What you are asked to do:
Give every entry again, unchanged, and leave its images out.

START

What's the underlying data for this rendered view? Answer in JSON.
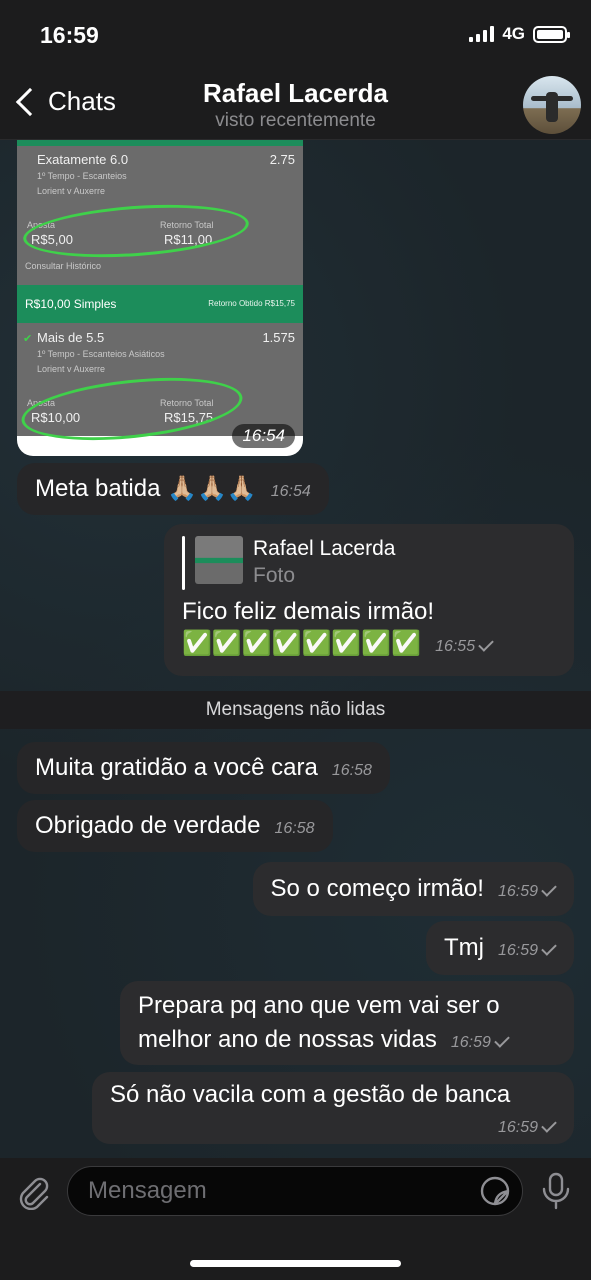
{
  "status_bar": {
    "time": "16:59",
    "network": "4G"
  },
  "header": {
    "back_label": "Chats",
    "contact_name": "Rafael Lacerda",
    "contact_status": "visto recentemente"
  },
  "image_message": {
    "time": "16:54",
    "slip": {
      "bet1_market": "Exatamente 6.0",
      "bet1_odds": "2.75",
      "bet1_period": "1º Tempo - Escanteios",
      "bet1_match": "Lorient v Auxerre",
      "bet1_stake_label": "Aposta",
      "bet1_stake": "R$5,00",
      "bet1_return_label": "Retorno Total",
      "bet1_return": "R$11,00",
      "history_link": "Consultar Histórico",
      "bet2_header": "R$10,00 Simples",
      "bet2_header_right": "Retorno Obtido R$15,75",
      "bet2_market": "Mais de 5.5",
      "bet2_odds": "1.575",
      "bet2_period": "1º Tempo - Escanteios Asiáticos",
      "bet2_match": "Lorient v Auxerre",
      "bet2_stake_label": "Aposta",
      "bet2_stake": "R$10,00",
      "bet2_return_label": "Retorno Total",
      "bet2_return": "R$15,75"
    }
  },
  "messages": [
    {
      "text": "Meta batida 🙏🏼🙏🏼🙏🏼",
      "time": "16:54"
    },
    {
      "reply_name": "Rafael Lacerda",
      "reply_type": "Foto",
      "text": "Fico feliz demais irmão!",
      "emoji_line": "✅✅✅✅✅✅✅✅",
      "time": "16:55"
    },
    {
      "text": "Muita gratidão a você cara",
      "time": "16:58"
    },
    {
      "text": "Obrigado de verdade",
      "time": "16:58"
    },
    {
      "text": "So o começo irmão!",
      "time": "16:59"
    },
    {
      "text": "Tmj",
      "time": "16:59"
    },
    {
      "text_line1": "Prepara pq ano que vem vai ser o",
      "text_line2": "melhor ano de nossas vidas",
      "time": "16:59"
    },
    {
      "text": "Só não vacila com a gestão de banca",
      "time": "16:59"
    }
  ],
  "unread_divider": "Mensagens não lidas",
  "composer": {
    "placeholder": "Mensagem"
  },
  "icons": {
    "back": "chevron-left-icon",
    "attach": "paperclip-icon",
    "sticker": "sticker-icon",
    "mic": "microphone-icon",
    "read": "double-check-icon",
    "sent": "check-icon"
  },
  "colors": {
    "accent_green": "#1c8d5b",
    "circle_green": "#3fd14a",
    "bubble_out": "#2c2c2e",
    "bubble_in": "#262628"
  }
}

END

Output of the task:
What's the underlying data for this rendered view? Answer in JSON.
{
  "status_bar": {
    "time": "16:59",
    "network": "4G"
  },
  "header": {
    "back_label": "Chats",
    "contact_name": "Rafael Lacerda",
    "contact_status": "visto recentemente"
  },
  "image_message": {
    "time": "16:54",
    "slip": {
      "bet1_market": "Exatamente 6.0",
      "bet1_odds": "2.75",
      "bet1_period": "1º Tempo - Escanteios",
      "bet1_match": "Lorient v Auxerre",
      "bet1_stake_label": "Aposta",
      "bet1_stake": "R$5,00",
      "bet1_return_label": "Retorno Total",
      "bet1_return": "R$11,00",
      "history_link": "Consultar Histórico",
      "bet2_header": "R$10,00 Simples",
      "bet2_header_right": "Retorno Obtido R$15,75",
      "bet2_market": "Mais de 5.5",
      "bet2_odds": "1.575",
      "bet2_period": "1º Tempo - Escanteios Asiáticos",
      "bet2_match": "Lorient v Auxerre",
      "bet2_stake_label": "Aposta",
      "bet2_stake": "R$10,00",
      "bet2_return_label": "Retorno Total",
      "bet2_return": "R$15,75"
    }
  },
  "messages": [
    {
      "text": "Meta batida 🙏🏼🙏🏼🙏🏼",
      "time": "16:54"
    },
    {
      "reply_name": "Rafael Lacerda",
      "reply_type": "Foto",
      "text": "Fico feliz demais irmão!",
      "emoji_line": "✅✅✅✅✅✅✅✅",
      "time": "16:55"
    },
    {
      "text": "Muita gratidão a você cara",
      "time": "16:58"
    },
    {
      "text": "Obrigado de verdade",
      "time": "16:58"
    },
    {
      "text": "So o começo irmão!",
      "time": "16:59"
    },
    {
      "text": "Tmj",
      "time": "16:59"
    },
    {
      "text_line1": "Prepara pq ano que vem vai ser o",
      "text_line2": "melhor ano de nossas vidas",
      "time": "16:59"
    },
    {
      "text": "Só não vacila com a gestão de banca",
      "time": "16:59"
    }
  ],
  "unread_divider": "Mensagens não lidas",
  "composer": {
    "placeholder": "Mensagem"
  },
  "icons": {
    "back": "chevron-left-icon",
    "attach": "paperclip-icon",
    "sticker": "sticker-icon",
    "mic": "microphone-icon",
    "read": "double-check-icon",
    "sent": "check-icon"
  },
  "colors": {
    "accent_green": "#1c8d5b",
    "circle_green": "#3fd14a",
    "bubble_out": "#2c2c2e",
    "bubble_in": "#262628"
  }
}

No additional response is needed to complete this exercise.